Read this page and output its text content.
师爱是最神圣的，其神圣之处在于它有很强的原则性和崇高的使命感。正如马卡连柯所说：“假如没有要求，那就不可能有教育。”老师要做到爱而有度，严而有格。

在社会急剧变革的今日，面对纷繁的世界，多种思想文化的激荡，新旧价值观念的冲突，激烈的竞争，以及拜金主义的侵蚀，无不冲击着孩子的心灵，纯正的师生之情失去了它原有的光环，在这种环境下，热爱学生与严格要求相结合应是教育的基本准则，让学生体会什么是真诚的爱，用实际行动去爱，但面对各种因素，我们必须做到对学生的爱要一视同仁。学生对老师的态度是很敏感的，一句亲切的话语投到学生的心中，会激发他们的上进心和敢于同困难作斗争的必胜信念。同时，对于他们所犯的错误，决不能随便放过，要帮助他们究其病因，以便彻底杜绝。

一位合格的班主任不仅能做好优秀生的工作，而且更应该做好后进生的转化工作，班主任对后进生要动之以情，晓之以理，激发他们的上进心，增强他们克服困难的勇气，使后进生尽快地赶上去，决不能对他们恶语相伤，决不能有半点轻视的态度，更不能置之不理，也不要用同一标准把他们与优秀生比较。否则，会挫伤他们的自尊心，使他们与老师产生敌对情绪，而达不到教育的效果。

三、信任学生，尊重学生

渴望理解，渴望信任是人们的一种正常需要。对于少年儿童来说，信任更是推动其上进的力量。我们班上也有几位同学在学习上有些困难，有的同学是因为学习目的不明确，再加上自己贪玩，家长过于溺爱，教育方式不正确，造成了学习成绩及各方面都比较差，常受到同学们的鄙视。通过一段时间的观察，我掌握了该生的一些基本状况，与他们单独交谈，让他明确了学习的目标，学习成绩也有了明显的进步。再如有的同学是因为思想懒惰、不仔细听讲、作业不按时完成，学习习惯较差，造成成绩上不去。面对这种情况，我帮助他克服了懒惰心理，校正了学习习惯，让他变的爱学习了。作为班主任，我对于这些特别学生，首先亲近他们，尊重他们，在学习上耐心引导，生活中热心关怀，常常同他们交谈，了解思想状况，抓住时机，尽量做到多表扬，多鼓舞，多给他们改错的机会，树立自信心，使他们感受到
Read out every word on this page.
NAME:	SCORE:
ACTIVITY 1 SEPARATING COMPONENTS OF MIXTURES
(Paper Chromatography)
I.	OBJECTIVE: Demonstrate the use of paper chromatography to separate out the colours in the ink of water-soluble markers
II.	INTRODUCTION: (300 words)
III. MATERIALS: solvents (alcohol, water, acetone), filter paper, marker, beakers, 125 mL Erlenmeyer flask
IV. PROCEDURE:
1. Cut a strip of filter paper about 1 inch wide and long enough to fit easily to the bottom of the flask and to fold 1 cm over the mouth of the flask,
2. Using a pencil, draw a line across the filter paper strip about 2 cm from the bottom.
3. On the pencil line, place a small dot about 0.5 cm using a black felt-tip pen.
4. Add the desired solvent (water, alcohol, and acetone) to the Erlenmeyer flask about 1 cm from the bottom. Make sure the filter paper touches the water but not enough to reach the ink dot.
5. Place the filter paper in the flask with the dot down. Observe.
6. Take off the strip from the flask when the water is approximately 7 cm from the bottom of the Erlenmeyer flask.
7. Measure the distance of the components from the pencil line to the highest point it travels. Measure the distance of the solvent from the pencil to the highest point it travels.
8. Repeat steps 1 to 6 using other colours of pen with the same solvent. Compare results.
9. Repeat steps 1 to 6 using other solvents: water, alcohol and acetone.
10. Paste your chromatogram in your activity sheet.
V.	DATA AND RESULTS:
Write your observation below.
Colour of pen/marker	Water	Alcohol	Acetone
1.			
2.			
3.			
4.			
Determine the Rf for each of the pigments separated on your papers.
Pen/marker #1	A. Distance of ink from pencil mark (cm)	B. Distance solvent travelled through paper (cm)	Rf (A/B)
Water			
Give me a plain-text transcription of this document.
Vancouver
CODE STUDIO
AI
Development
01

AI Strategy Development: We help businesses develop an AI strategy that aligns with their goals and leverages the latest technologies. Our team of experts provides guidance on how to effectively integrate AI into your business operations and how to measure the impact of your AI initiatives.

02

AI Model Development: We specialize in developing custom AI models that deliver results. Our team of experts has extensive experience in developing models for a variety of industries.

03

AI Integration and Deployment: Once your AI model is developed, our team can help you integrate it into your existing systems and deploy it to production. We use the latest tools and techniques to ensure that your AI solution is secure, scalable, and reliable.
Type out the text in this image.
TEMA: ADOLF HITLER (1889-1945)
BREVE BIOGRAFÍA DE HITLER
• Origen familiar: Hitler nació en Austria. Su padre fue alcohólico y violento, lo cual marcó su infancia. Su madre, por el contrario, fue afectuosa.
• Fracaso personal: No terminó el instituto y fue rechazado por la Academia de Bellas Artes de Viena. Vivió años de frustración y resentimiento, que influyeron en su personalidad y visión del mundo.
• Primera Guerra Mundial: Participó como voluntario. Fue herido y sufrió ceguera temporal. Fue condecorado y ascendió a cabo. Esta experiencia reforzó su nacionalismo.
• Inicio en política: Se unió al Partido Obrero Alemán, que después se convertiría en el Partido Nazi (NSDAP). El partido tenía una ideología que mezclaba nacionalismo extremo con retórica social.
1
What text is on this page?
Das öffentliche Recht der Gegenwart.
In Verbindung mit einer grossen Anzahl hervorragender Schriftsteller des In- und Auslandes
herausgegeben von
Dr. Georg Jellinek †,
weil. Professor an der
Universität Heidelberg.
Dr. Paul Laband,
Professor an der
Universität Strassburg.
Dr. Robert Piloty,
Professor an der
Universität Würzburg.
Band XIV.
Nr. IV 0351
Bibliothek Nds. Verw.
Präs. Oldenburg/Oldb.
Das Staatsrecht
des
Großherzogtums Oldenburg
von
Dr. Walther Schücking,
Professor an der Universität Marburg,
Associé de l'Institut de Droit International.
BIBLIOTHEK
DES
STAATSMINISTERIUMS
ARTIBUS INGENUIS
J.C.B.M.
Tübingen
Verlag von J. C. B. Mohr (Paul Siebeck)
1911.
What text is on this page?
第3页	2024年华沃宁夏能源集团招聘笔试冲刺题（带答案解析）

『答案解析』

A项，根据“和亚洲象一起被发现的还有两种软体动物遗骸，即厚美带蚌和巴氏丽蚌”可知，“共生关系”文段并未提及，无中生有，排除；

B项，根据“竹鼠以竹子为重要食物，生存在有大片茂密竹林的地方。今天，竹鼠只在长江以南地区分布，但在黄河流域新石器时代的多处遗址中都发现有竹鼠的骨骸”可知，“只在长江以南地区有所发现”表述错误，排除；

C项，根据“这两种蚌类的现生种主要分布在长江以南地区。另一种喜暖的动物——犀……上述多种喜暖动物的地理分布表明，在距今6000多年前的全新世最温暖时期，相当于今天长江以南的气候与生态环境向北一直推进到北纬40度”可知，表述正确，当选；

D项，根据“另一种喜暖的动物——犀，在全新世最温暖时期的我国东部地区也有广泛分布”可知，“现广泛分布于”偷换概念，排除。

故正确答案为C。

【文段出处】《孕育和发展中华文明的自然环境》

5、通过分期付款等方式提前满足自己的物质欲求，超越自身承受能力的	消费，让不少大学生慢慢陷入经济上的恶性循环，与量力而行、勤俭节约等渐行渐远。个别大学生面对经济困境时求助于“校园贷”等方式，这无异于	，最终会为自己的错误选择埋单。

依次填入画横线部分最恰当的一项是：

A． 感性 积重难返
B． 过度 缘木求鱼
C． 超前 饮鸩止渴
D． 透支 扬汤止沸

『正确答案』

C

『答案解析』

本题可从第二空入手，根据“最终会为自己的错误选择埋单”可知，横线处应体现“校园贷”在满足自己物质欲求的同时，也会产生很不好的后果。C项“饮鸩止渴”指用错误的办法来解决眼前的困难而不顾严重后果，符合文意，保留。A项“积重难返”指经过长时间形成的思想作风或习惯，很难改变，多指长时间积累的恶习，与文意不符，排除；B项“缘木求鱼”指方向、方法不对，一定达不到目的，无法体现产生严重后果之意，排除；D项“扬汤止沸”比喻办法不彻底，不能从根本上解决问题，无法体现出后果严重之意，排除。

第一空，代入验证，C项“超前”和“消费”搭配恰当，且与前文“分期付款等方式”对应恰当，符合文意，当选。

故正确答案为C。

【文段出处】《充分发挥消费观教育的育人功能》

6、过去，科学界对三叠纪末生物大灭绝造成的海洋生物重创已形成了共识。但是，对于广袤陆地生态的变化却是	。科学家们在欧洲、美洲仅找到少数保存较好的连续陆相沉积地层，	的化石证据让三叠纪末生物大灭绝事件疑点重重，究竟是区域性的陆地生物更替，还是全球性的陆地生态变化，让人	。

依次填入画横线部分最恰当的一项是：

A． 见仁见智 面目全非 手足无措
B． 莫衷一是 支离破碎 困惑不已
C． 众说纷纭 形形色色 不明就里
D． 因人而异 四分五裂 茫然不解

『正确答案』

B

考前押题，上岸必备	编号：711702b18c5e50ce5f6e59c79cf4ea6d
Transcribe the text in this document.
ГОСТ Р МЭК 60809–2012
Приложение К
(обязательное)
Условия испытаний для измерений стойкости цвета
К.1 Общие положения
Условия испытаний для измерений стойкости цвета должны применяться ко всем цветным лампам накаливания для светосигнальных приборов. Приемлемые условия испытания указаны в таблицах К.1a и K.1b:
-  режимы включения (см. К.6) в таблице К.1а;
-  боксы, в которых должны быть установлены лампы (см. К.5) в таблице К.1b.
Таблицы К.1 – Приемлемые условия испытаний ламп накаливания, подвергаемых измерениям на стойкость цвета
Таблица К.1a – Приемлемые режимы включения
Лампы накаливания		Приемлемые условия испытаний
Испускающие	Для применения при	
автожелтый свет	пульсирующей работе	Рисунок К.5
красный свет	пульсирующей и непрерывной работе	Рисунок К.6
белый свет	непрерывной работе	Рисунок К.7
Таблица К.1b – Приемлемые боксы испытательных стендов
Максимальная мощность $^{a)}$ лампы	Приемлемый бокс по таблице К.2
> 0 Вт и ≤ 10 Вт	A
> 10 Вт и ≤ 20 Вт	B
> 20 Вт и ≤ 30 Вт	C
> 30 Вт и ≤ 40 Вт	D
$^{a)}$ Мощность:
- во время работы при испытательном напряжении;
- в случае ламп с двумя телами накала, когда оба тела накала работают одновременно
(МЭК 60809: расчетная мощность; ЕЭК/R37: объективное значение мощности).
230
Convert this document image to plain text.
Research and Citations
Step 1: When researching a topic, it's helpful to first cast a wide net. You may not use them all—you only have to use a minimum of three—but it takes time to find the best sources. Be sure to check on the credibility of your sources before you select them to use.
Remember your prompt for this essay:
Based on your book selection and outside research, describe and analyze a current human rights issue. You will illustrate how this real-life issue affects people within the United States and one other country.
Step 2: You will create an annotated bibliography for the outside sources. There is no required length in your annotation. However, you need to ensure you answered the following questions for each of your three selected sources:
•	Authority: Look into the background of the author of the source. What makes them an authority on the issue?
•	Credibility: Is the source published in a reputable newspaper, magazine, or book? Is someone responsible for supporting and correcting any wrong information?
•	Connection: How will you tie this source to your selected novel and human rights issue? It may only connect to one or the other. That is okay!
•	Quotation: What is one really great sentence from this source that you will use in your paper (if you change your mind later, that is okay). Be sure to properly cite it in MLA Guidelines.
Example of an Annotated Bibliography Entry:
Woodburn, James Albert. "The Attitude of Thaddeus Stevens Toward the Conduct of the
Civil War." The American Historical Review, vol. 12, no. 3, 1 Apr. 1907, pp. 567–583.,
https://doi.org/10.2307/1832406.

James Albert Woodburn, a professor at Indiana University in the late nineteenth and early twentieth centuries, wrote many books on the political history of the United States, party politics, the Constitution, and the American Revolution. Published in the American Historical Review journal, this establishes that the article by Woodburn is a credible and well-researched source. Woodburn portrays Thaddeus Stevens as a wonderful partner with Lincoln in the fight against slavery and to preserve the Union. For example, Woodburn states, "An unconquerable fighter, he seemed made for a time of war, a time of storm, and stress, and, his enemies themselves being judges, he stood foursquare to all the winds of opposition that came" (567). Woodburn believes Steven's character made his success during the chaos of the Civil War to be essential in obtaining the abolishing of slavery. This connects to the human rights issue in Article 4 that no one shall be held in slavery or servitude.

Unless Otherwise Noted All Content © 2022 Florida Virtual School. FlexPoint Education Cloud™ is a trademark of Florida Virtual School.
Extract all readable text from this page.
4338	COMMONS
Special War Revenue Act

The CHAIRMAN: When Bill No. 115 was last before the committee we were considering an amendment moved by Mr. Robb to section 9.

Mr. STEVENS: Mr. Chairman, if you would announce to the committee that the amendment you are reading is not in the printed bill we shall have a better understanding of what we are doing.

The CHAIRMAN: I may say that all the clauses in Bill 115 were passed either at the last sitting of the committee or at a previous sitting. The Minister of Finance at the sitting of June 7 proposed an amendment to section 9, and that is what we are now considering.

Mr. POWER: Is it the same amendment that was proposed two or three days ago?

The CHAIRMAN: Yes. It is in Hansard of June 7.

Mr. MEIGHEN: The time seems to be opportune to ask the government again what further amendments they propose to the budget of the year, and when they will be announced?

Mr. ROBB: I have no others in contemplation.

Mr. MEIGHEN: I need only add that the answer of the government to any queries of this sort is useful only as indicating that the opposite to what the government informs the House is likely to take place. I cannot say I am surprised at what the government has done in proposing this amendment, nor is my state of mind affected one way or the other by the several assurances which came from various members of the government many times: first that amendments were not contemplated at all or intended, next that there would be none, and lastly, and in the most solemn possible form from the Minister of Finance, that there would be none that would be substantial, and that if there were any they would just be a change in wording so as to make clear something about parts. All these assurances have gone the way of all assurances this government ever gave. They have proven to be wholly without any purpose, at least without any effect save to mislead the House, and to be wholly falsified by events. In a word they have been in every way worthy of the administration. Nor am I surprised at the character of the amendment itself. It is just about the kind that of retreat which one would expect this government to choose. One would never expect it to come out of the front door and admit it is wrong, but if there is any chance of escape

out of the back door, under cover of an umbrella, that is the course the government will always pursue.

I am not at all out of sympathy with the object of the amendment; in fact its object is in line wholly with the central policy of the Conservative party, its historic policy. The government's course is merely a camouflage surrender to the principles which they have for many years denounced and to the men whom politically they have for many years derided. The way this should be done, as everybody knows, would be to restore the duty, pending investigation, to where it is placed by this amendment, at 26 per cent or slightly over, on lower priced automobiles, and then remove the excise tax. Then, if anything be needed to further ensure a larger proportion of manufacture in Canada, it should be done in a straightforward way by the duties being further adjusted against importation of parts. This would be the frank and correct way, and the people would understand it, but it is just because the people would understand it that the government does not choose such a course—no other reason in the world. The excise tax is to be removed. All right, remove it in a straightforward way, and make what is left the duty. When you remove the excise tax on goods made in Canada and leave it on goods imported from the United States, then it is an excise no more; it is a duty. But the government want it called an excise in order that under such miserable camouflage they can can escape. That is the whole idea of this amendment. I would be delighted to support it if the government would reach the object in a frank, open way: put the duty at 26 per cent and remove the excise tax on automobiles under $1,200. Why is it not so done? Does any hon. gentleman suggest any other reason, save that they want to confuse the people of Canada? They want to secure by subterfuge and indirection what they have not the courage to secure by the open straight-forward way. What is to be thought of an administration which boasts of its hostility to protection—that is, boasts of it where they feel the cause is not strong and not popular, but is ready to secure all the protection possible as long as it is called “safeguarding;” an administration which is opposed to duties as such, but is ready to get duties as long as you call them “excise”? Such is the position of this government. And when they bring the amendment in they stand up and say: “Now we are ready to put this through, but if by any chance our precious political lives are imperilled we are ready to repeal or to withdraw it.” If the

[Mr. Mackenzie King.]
----------
* EXERCISE OBJECTIVE:
Among the entries above, how many lines include the word "Рисунок"? Reply with the number only.

* TASK OUTPUT:
3